Questo è il periodo dell’anno in cui gli studenti fuorisede e i giovani lavoratori meridionali che vivono al Nord iniziano a pensare al ritorno a casa per le vacanze natalizie. Ritrovare la famiglia, la propria terra e i vecchi amici è un modo per staccare dalle incombenze universitarie e lavorative e ricaricarsi. Fuori da questo quadretto in stile Casa Surace c’è però la dura realtà: i prezzi dei voli interni ormai sono inaccessibili.

*Attività da svolgere*.
• A. Nelle righe fornite, dalla prima fino a quella che contiene "landing-page: ()smallBrackets HOME" compresa, sostituisci "feature-card" con "service-card" e riscrivi queste righe lasciando invariato tutto il resto.
• B. Prosegui il testo sul caro voli per i fuorisede che tornano al Sud a Natale, continuando dopo la sua ultima frase.

*Righe fornite*.

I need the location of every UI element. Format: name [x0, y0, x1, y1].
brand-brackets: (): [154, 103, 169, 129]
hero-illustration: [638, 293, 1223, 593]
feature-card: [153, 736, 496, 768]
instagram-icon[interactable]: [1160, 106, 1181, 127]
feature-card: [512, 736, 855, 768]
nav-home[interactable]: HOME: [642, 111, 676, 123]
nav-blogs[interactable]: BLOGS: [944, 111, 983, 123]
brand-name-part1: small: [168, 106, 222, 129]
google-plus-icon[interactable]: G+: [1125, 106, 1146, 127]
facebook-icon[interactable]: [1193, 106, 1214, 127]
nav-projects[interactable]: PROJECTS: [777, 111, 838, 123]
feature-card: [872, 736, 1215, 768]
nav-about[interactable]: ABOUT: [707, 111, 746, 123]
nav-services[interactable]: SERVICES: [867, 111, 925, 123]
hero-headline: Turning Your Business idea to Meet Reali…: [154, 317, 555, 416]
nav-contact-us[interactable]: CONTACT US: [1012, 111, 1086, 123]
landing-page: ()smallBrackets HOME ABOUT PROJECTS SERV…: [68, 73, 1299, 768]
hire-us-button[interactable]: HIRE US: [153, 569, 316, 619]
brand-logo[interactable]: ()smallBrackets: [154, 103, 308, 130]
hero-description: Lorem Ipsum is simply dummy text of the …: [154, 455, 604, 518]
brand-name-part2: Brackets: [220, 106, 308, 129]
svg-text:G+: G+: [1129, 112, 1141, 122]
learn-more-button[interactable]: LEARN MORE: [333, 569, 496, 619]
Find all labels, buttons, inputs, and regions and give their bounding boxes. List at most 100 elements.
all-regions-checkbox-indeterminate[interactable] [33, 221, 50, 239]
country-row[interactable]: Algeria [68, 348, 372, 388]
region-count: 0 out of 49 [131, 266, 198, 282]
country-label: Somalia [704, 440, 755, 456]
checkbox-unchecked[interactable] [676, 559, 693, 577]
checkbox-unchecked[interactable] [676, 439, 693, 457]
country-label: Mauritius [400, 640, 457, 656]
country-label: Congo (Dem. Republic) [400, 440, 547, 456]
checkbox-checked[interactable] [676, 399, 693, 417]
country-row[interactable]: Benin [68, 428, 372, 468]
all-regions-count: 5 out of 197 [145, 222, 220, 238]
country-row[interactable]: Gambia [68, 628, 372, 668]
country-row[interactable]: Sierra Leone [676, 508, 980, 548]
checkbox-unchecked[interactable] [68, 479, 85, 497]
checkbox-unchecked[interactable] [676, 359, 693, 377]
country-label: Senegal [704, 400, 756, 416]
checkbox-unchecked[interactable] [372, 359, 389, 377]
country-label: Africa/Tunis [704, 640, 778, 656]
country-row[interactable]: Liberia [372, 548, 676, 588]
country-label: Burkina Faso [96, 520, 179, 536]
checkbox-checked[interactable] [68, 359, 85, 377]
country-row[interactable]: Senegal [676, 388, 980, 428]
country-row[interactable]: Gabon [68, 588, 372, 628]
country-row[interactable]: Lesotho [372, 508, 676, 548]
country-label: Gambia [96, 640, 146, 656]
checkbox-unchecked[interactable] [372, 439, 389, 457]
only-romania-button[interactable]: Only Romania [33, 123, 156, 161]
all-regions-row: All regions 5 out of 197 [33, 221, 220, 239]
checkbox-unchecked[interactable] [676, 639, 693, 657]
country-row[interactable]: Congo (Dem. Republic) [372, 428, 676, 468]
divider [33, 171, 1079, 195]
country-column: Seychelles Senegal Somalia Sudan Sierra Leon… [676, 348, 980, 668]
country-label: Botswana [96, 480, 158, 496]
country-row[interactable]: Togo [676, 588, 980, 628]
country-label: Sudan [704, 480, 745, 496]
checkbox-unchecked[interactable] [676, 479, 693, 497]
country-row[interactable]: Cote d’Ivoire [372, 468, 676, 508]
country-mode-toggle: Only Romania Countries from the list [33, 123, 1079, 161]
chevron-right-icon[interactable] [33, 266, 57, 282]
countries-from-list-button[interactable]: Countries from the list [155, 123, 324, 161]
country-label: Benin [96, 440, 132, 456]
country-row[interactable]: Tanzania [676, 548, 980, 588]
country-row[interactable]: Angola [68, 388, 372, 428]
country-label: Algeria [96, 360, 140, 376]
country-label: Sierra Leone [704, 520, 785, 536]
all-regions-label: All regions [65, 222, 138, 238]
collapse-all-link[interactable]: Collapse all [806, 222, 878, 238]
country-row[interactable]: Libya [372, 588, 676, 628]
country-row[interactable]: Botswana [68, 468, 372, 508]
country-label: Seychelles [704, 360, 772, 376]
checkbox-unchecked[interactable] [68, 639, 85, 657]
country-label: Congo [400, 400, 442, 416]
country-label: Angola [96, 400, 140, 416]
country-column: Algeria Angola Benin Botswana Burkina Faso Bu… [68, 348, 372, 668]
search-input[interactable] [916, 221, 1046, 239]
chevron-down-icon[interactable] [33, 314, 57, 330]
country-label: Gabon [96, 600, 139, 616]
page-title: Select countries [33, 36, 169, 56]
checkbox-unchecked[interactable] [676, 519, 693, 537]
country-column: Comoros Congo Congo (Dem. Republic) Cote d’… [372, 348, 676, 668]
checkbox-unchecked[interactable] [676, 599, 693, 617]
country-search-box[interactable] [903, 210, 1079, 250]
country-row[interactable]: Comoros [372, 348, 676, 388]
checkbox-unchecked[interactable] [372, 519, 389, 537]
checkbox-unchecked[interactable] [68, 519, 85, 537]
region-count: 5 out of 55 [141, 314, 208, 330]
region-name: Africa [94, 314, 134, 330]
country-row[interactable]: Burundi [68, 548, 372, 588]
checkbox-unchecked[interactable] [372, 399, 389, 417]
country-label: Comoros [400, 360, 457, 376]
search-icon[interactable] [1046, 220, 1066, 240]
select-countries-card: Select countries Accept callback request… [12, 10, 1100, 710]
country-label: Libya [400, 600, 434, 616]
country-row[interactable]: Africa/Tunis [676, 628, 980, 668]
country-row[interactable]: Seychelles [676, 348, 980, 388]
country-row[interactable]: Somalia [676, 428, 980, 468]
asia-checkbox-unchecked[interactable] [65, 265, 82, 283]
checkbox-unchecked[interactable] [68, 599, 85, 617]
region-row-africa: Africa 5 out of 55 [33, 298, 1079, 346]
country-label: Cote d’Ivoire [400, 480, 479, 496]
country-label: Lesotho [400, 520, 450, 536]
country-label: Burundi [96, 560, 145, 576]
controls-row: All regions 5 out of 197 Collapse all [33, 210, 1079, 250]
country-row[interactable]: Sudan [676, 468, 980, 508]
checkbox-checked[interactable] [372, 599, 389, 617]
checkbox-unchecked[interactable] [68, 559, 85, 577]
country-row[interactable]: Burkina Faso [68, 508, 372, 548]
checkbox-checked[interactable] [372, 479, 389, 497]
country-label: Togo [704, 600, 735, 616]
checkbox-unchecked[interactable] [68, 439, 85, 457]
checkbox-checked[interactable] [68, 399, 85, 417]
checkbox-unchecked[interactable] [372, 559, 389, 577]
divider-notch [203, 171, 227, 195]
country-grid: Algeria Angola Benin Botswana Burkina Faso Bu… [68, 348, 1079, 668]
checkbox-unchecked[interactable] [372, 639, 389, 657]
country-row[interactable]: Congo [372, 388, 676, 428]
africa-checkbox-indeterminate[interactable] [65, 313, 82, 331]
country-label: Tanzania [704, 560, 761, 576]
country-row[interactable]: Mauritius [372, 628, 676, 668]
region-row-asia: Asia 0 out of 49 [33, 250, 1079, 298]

*Risposte in ordine*.
• A.
I need the location of every UI element. Format: name [x0, y0, x1, y1].
brand-brackets: (): [154, 103, 169, 129]
hero-illustration: [638, 293, 1223, 593]
service-card: [153, 736, 496, 768]
instagram-icon[interactable]: [1160, 106, 1181, 127]
service-card: [512, 736, 855, 768]
nav-home[interactable]: HOME: [642, 111, 676, 123]
nav-blogs[interactable]: BLOGS: [944, 111, 983, 123]
brand-name-part1: small: [168, 106, 222, 129]
google-plus-icon[interactable]: G+: [1125, 106, 1146, 127]
facebook-icon[interactable]: [1193, 106, 1214, 127]
nav-projects[interactable]: PROJECTS: [777, 111, 838, 123]
service-card: [872, 736, 1215, 768]
nav-about[interactable]: ABOUT: [707, 111, 746, 123]
nav-services[interactable]: SERVICES: [867, 111, 925, 123]
hero-headline: Turning Your Business idea to Meet Reali…: [154, 317, 555, 416]
nav-contact-us[interactable]: CONTACT US: [1012, 111, 1086, 123]
landing-page: ()smallBrackets HOME ABOUT PROJECTS SERV…: [68, 73, 1299, 768]

• B.
Il periodo che va dal 21 dicembre al 6 gennaio per i passeggeri delle tratte aeree è da bollino rosso e l’unica soluzione per evitare i prezzi esorbitanti è prenotare con largo anticipo – con molte compagnie è possibile farlo anche 11 mesi prima del volo. Non tutti però possono programmare così presto il rientro, e le cause vanno dalla variazione dei giorni lavorativi alle più disparate esigenze personali. Di conseguenza ci si ritrova a dover prenotare quando il costo è già fuori portata. Chi prova a difendere le scelte delle compagnie aeree tira in ballo il meccanismo di domanda e offerta: durante le feste il numero dei passeggeri si moltiplica a dismisura, garantendo profitti in aumento. Vengono però dimenticati i disagi e le rinunce dell’utenza e un dettaglio in particolare: queste strategie aziendali vanno a colpire principalmente i giovani italiani, gli stessi che sono già dovuti emigrare dalle loro terre d’origine, quelle che si stanno svuotando in modo preoccupante. E tutto questo non significa guadagnare attraverso il turismo nel periodo natalizio, ma speculare sui cittadini che non vanno in vacanza, ma tornano a casa.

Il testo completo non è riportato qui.